Records from a dataset:
☆ ☆ ☆ ☆ ☆ ☆ ☆

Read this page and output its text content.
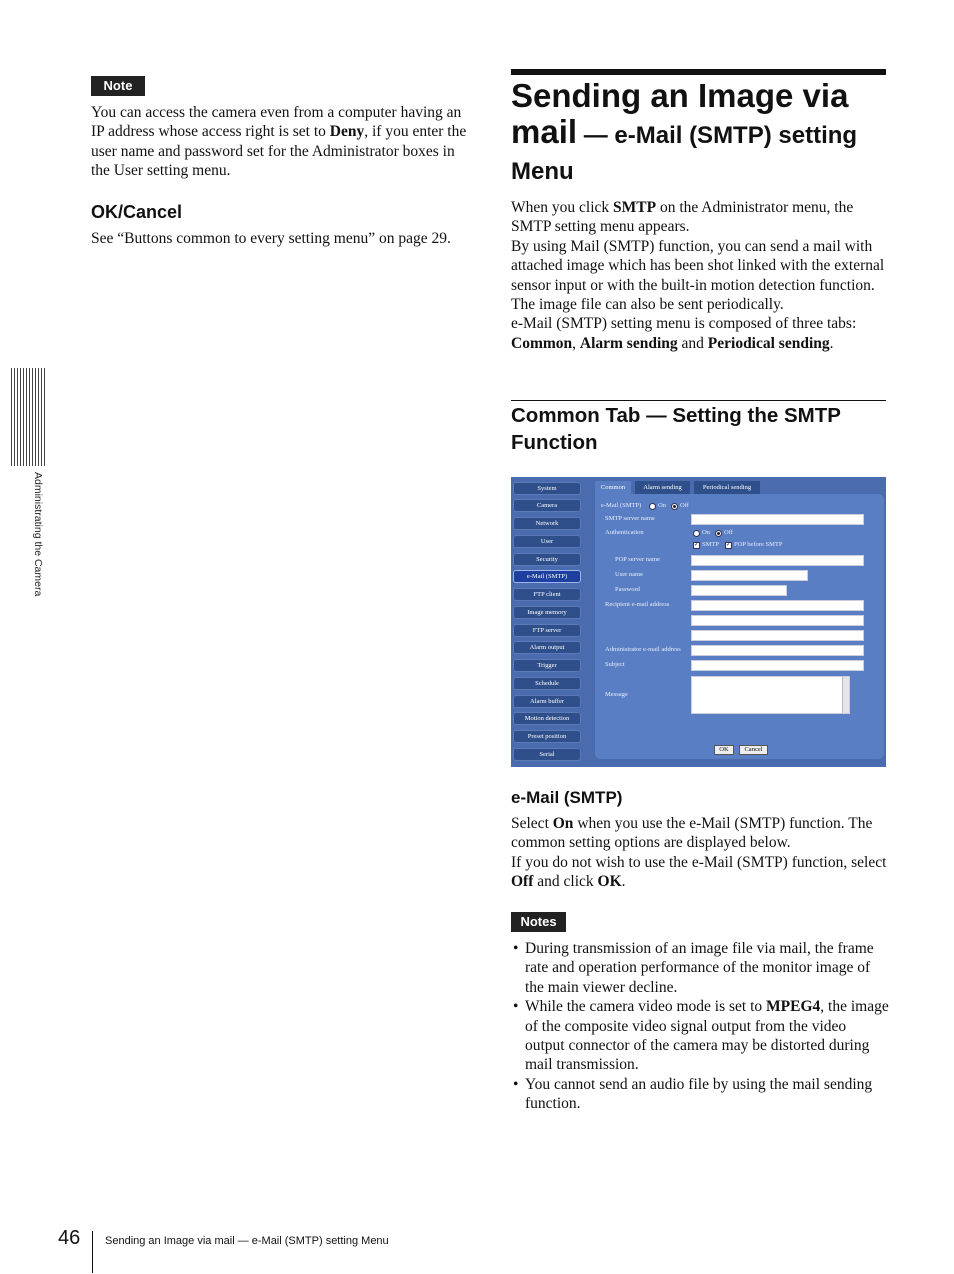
Note
You can access the camera even from a computer having an IP address whose access right is set to Deny, if you enter the user name and password set for the Administrator boxes in the User setting menu.
OK/Cancel
See “Buttons common to every setting menu” on page 29.
Administrating the Camera
Sending an Image via
mail — e-Mail (SMTP) setting
Menu
When you click SMTP on the Administrator menu, the SMTP setting menu appears.
By using Mail (SMTP) function, you can send a mail with attached image which has been shot linked with the external sensor input or with the built-in motion detection function. The image file can also be sent periodically.
e-Mail (SMTP) setting menu is composed of three tabs: Common, Alarm sending and Periodical sending.
Common Tab — Setting the SMTP Function
System
Camera
Network
User
Security
e-Mail (SMTP)
FTP client
Image memory
FTP server
Alarm output
Trigger
Schedule
Alarm buffer
Motion detection
Preset position
Serial
Common	Alarm sending	Periodical sending
e-Mail (SMTP)	On Off
SMTP server name
Authentication	On Off
✓ SMTP ✓ POP before SMTP
POP server name
User name
Password
Recipient e-mail address
Administrator e-mail address
Subject
Message
OK	Cancel
e-Mail (SMTP)
Select On when you use the e-Mail (SMTP) function. The common setting options are displayed below.
If you do not wish to use the e-Mail (SMTP) function, select Off and click OK.
Notes
• During transmission of an image file via mail, the frame rate and operation performance of the monitor image of the main viewer decline.
• While the camera video mode is set to MPEG4, the image of the composite video signal output from the video output connector of the camera may be distorted during mail transmission.
• You cannot send an audio file by using the mail sending function.
46 Sending an Image via mail — e-Mail (SMTP) setting Menu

☆ ☆ ☆ ☆ ☆ ☆ ☆

CHALLENGE - Looking at the entries above, state how many lines contain "name"; give the number alone.

WRITTEN ANSWER - 4